_THE EXERCISE:_
Look through the records below, and copy out every line that holds the string "Contract".

_MATERIAL FOR THIS TASK:_
────────

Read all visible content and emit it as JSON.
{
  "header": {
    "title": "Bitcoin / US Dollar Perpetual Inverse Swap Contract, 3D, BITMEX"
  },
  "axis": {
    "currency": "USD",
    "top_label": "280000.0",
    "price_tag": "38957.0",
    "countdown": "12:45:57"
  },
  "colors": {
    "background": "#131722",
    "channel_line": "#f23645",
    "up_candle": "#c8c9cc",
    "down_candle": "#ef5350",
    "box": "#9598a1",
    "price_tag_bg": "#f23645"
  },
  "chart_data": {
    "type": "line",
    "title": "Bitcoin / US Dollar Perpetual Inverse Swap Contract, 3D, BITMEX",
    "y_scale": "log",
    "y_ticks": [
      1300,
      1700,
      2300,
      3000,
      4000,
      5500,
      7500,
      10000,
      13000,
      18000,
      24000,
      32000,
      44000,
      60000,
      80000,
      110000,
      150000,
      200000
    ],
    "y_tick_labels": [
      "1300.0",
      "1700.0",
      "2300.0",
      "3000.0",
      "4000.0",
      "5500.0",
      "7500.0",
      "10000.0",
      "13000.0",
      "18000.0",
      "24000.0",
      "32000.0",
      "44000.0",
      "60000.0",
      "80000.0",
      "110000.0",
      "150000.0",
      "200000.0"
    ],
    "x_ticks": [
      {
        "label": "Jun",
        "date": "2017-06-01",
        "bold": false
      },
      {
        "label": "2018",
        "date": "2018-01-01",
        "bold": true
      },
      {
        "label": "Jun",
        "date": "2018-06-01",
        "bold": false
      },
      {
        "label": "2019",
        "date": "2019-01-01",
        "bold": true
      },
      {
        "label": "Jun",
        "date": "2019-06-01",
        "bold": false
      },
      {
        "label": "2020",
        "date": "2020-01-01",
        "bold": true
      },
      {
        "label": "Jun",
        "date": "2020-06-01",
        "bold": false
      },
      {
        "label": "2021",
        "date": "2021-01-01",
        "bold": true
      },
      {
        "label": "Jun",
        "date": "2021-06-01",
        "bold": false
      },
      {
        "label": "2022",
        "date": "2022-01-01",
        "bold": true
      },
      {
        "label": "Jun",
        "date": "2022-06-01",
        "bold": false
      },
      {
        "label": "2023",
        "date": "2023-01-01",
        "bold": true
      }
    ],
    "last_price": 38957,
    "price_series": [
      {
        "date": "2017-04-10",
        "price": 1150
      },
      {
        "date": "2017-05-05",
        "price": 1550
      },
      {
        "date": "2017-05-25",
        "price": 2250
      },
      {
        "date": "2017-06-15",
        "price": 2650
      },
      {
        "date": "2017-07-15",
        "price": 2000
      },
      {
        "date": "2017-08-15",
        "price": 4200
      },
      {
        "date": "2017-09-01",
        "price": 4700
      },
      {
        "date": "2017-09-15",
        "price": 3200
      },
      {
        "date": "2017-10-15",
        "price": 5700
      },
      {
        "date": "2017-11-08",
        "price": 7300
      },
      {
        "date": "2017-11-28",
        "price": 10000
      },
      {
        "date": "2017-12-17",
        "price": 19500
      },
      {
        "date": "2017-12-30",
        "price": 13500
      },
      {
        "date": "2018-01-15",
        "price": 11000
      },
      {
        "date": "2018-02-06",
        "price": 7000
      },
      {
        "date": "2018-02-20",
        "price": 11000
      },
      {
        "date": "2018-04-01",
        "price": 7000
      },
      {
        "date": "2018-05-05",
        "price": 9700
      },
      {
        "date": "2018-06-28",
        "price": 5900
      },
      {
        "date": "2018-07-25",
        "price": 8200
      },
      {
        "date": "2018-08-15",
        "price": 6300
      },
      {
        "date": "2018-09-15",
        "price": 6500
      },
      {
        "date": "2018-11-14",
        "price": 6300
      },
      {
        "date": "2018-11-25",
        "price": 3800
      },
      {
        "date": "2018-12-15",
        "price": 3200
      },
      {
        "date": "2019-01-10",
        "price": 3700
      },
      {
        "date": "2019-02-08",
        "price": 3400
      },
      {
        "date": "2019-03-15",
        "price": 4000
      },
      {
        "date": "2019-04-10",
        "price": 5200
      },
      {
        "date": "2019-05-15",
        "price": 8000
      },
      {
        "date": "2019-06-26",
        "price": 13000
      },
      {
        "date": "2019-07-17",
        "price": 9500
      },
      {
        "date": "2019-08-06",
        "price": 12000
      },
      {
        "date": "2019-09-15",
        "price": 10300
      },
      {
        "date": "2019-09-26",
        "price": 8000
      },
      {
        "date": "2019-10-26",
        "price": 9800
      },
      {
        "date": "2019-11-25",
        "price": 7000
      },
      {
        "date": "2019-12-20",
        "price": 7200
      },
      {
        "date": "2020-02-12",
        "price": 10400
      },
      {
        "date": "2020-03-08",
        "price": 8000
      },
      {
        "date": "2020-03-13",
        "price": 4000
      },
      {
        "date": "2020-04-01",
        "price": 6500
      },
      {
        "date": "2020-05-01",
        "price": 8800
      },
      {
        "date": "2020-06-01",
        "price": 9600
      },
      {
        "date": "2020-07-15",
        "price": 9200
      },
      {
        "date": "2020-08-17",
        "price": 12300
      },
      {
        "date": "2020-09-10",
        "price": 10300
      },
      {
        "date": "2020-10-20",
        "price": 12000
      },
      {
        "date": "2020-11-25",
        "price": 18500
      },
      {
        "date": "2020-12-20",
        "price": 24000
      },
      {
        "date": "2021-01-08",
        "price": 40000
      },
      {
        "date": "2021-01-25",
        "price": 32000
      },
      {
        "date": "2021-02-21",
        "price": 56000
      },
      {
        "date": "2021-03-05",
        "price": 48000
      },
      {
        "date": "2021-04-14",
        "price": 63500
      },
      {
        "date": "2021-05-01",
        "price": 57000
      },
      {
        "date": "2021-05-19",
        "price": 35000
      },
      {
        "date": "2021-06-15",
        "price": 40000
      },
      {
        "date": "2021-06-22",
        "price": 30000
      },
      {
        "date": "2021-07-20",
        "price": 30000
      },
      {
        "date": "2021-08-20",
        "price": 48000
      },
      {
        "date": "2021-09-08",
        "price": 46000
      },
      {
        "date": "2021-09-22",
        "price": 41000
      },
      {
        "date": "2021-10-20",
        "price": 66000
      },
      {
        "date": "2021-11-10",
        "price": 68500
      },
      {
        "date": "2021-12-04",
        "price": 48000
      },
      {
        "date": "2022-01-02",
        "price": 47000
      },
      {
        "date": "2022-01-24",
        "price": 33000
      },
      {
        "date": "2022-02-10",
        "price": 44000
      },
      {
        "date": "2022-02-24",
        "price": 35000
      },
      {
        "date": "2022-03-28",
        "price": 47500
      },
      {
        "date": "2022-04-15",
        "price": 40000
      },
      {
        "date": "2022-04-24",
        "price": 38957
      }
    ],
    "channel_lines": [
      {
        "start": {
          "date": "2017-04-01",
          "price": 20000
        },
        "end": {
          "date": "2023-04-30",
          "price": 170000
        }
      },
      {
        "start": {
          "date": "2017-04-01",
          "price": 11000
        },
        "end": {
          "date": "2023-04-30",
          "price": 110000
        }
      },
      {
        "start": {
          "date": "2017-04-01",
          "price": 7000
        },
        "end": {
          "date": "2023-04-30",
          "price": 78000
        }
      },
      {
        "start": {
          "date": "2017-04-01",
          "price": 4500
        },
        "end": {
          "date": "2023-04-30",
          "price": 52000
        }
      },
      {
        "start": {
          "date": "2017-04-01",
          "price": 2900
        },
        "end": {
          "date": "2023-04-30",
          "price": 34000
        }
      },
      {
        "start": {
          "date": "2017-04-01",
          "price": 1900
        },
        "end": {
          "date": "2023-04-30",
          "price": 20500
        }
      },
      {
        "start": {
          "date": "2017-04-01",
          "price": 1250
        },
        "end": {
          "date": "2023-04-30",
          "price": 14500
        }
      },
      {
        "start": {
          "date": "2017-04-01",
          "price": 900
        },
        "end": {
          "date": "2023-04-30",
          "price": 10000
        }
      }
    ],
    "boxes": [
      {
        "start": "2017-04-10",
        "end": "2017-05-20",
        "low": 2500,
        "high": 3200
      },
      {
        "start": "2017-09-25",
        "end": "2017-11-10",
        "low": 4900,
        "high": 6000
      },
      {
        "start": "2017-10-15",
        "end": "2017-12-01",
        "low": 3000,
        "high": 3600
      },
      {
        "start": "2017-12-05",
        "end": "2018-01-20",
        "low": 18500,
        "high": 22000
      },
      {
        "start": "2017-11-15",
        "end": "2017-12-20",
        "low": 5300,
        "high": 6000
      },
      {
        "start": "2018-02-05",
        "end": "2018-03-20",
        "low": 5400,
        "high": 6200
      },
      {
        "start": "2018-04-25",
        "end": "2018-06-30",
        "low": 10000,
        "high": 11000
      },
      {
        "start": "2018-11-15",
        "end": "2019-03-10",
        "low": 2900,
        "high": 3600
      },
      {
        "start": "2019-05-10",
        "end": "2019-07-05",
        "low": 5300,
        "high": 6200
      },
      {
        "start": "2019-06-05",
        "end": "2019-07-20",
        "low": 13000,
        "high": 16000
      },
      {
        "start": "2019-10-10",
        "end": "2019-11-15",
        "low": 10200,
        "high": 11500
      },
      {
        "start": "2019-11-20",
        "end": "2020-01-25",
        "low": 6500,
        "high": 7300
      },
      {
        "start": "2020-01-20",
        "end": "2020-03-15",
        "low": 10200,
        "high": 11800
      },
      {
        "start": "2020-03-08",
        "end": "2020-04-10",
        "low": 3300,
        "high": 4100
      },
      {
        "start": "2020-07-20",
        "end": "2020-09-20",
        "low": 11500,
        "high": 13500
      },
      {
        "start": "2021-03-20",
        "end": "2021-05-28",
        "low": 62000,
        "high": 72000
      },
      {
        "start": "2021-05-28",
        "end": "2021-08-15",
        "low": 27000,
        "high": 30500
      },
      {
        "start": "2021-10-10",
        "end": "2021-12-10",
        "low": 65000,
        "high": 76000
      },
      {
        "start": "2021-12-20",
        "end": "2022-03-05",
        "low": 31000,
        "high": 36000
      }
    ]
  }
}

────────

_TASK ANSWER:_
    "title": "Bitcoin / US Dollar Perpetual Inverse Swap Contract, 3D, BITMEX"
    "title": "Bitcoin / US Dollar Perpetual Inverse Swap Contract, 3D, BITMEX",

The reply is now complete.